For each line below that includes the word "this", make a copy.

[Extracted data entries]
--------------------

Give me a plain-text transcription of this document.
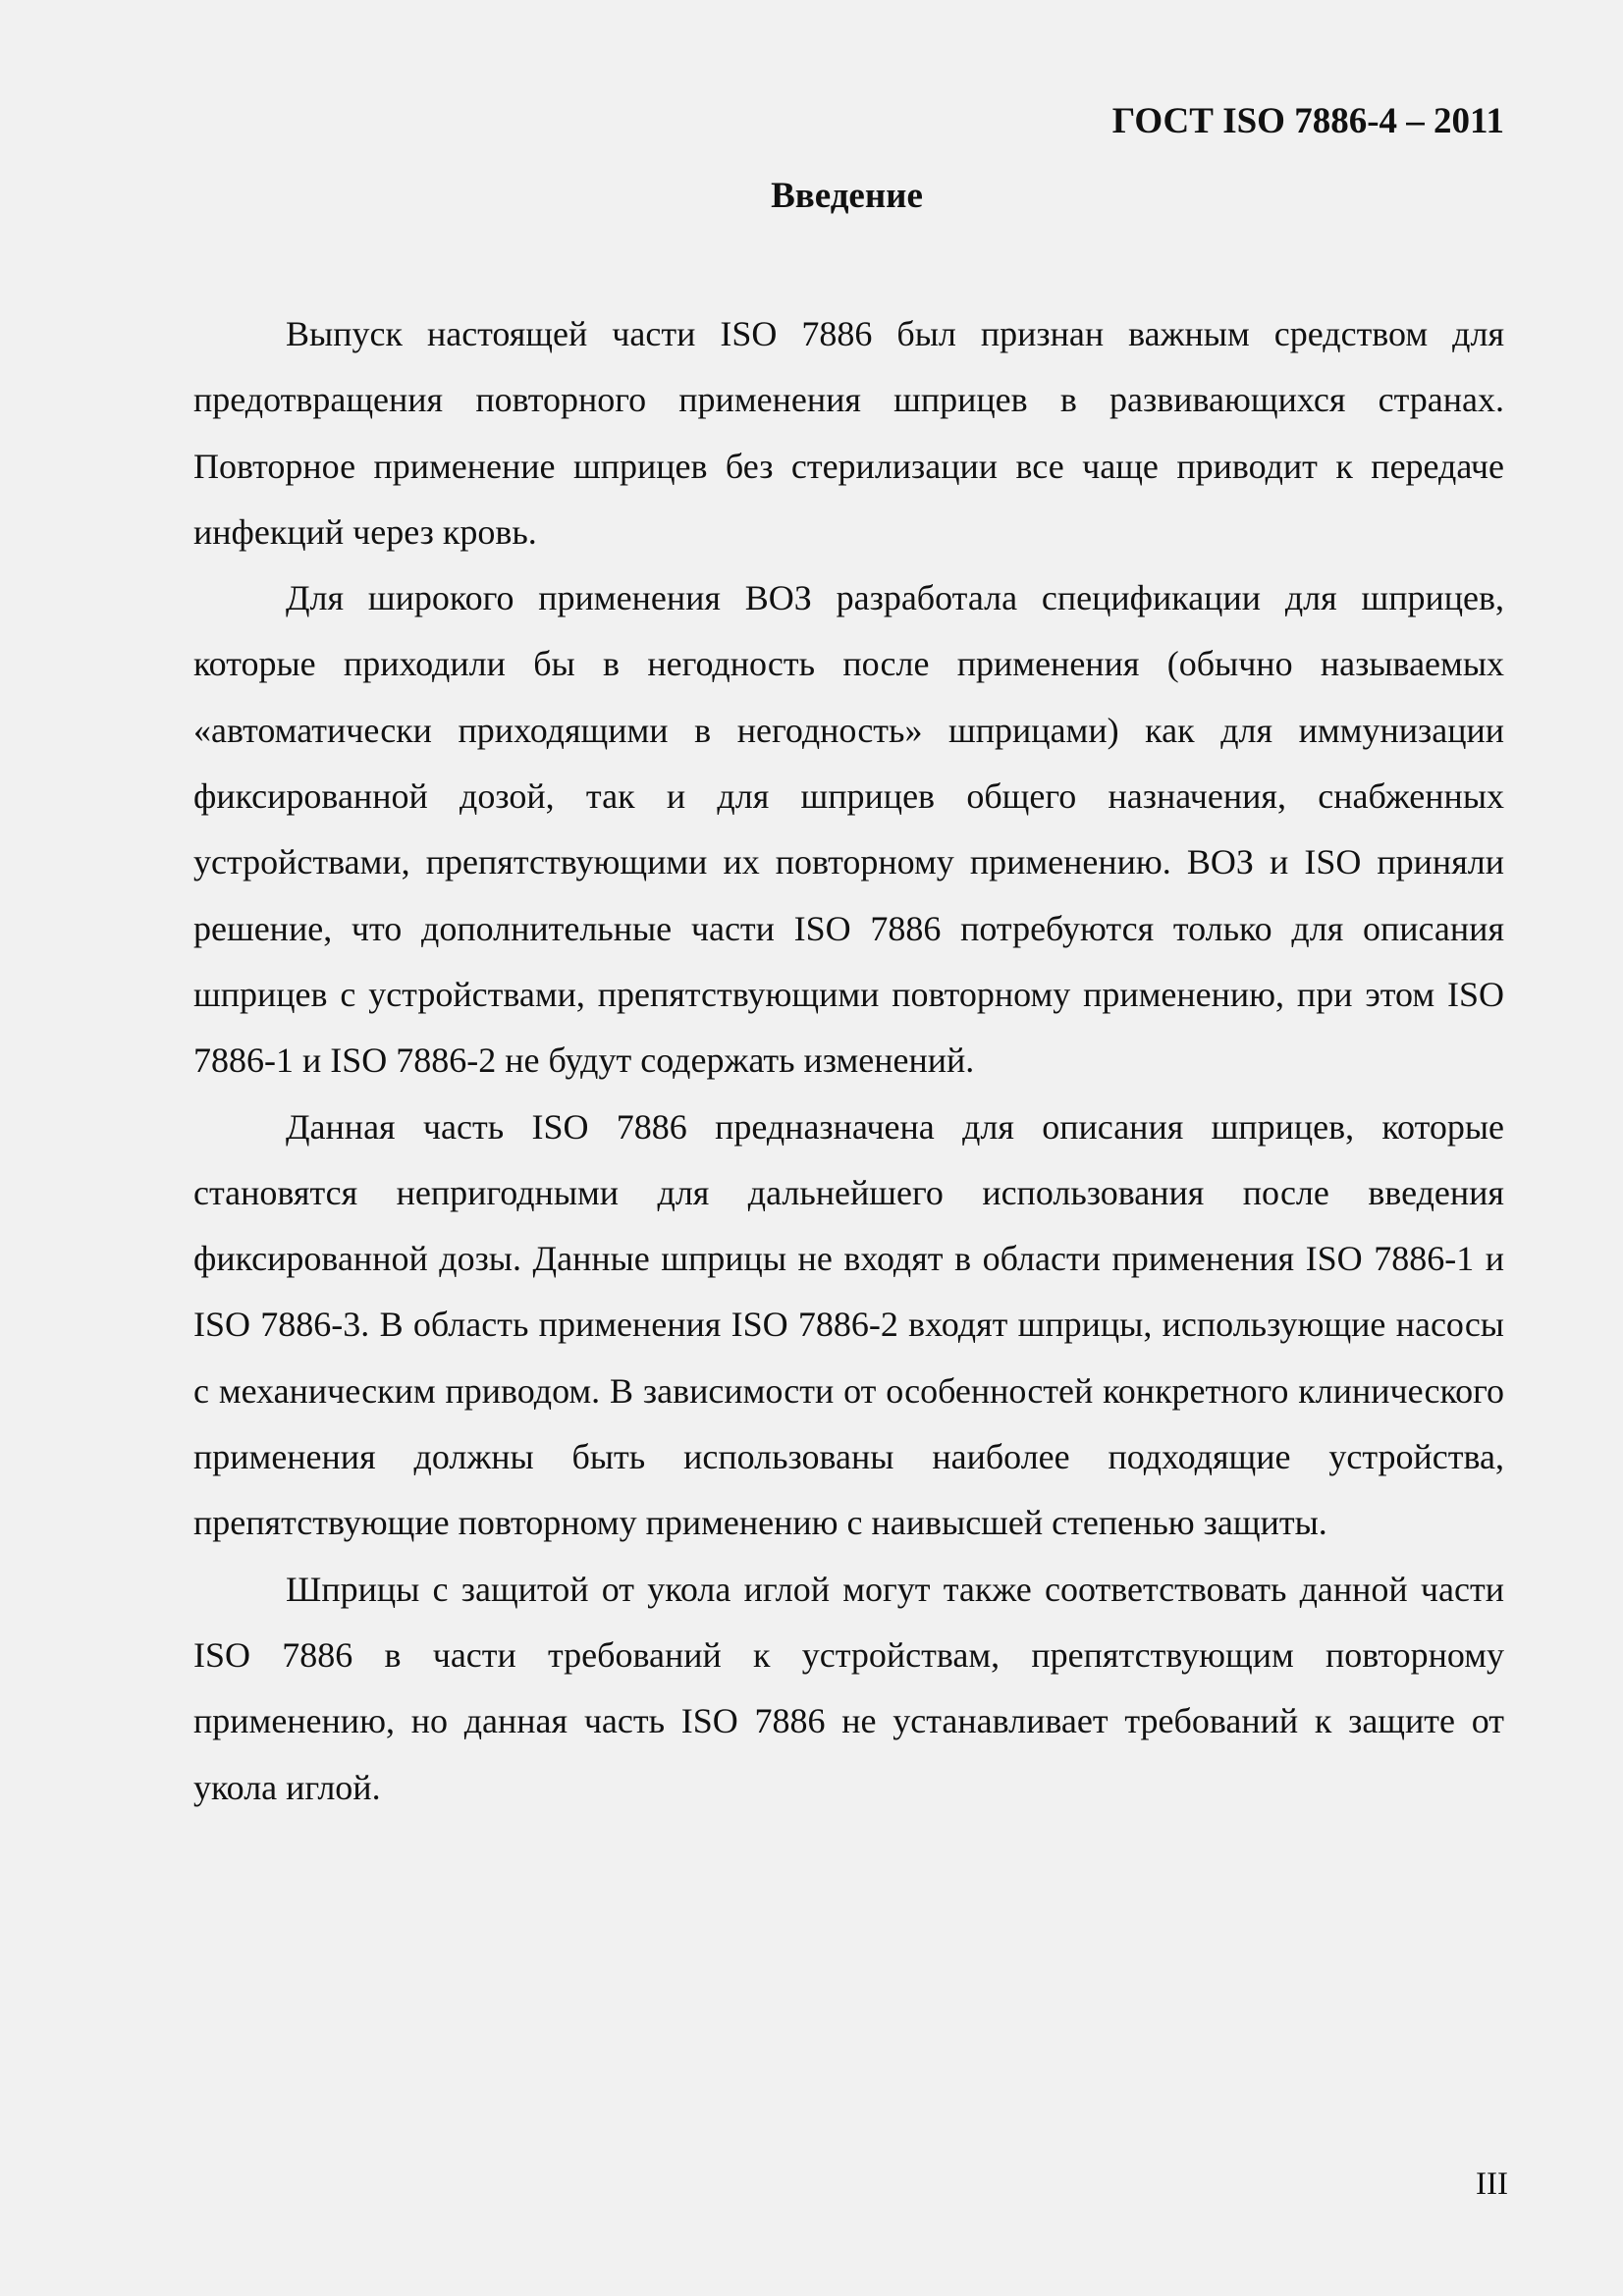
ГОСТ ISO 7886-4 – 2011
Введение

Выпуск настоящей части ISO 7886 был признан важным средством для предотвращения повторного применения шприцев в развивающихся странах. Повторное применение шприцев без стерилизации все чаще приводит к передаче инфекций через кровь.

Для широкого применения ВОЗ разработала спецификации для шприцев, которые приходили бы в негодность после применения (обычно называемых «автоматически приходящими в негодность» шприцами) как для иммунизации фиксированной дозой, так и для шприцев общего назначения, снабженных устройствами, препятствующими их повторному применению. ВОЗ и ISO приняли решение, что дополнительные части ISO 7886 потребуются только для описания шприцев с устройствами, препятствующими повторному применению, при этом ISO 7886-1 и ISO 7886-2 не будут содержать изменений.

Данная часть ISO 7886 предназначена для описания шприцев, которые становятся непригодными для дальнейшего использования после введения фиксированной дозы. Данные шприцы не входят в области применения ISO 7886-1 и ISO 7886-3. В область применения ISO 7886-2 входят шприцы, использующие насосы с механическим приводом. В зависимости от особенностей конкретного клинического применения должны быть использованы наиболее подходящие устройства, препятствующие повторному применению с наивысшей степенью защиты.

Шприцы с защитой от укола иглой могут также соответствовать данной части ISO 7886 в части требований к устройствам, препятствующим повторному применению, но данная часть ISO 7886 не устанавливает требований к защите от укола иглой.

III
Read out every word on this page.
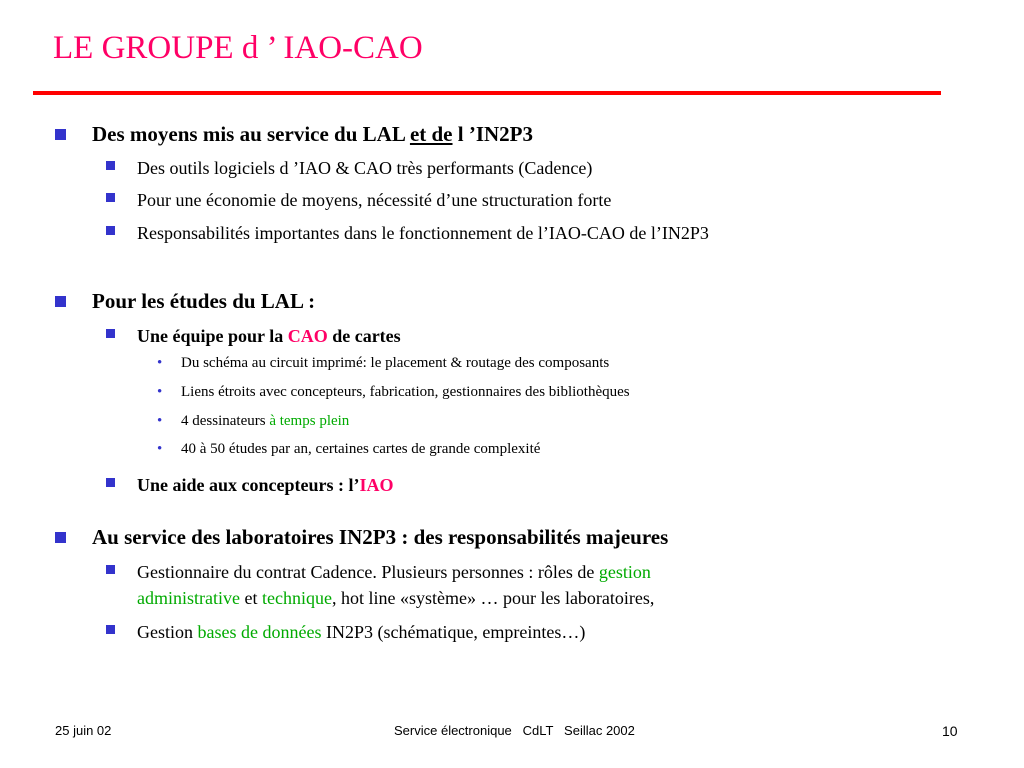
LE GROUPE d ’ IAO-CAO
Des moyens mis au service du LAL et de l ’IN2P3
Des outils logiciels d ’IAO & CAO très performants (Cadence)
Pour une économie de moyens, nécessité d’une structuration forte
Responsabilités importantes dans le fonctionnement de l’IAO-CAO de l’IN2P3
Pour les études du LAL :
Une équipe pour la CAO de cartes
• Du schéma au circuit imprimé: le placement & routage des composants
• Liens étroits avec concepteurs, fabrication, gestionnaires des bibliothèques
• 4 dessinateurs à temps plein
• 40 à 50 études par an, certaines cartes de grande complexité
Une aide aux concepteurs : l’IAO
Au service des laboratoires IN2P3 : des responsabilités majeures
Gestionnaire du contrat Cadence. Plusieurs personnes : rôles de gestion
administrative et technique, hot line «système» … pour les laboratoires,
Gestion bases de données IN2P3 (schématique, empreintes…)
25 juin 02	Service électronique   CdLT   Seillac 2002	10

--------------------

**Solved problem:**
Give me a plain-text transcription of this document.
Read out every word on this page.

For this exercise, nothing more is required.